**Set task:**
In the material below, find every line with "Nullstelle" and pull it out.

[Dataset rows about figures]
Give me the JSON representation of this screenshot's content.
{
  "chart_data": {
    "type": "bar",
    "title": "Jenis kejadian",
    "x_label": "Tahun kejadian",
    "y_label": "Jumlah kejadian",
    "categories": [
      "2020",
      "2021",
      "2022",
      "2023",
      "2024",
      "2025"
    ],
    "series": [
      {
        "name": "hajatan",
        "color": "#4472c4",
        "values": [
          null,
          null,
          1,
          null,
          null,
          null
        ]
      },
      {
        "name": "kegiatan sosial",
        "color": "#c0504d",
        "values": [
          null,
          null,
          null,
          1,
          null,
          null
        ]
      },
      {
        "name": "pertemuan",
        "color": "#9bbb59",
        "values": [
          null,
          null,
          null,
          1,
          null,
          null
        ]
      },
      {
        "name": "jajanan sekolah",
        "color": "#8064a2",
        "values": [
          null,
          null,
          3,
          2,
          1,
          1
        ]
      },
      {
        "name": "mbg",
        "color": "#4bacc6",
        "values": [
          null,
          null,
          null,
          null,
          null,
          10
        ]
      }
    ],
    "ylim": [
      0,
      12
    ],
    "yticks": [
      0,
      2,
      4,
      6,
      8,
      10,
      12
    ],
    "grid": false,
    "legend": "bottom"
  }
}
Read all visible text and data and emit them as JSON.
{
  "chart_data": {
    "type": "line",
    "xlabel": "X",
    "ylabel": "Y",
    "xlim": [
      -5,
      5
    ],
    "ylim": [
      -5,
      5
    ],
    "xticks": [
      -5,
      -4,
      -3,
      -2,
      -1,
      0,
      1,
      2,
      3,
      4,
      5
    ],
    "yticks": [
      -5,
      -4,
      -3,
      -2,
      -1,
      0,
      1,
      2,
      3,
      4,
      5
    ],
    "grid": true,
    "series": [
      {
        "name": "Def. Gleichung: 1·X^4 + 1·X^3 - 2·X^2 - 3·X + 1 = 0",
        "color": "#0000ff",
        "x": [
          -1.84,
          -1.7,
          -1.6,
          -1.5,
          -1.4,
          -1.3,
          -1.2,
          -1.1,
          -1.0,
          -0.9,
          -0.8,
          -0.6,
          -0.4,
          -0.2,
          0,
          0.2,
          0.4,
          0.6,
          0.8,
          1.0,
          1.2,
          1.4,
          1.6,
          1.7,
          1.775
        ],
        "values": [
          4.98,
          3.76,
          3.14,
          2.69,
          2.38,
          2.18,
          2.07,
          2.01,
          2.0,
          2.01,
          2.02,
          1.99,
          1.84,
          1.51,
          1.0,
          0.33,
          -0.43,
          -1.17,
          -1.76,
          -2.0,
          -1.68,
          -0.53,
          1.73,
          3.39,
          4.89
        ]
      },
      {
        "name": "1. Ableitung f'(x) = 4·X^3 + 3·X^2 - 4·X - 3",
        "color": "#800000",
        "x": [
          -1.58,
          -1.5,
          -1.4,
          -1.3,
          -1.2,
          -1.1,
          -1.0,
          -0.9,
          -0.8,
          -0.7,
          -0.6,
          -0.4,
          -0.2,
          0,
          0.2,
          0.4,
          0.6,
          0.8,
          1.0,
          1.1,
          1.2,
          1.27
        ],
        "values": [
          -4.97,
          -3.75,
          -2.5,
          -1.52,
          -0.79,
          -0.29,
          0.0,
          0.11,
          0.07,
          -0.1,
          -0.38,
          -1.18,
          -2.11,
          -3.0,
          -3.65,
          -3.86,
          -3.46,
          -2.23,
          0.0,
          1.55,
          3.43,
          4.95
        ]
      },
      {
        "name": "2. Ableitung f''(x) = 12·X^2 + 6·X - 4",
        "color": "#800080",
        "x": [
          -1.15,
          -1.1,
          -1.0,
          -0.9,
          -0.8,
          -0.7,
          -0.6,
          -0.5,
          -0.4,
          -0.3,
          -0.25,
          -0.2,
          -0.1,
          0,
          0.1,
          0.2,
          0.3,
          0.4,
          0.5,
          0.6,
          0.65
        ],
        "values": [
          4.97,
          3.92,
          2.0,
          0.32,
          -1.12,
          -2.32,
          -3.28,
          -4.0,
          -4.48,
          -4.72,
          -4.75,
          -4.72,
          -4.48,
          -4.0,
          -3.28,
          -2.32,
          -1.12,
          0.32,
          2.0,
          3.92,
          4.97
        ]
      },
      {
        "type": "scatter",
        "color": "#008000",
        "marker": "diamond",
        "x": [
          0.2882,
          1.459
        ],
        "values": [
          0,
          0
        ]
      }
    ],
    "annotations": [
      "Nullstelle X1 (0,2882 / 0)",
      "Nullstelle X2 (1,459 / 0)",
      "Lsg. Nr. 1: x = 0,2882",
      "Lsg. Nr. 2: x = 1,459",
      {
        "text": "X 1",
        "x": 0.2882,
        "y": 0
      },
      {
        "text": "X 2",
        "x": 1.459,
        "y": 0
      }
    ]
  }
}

**Full output:**
      "Nullstelle X1 (0,2882 / 0)",
      "Nullstelle X2 (1,459 / 0)",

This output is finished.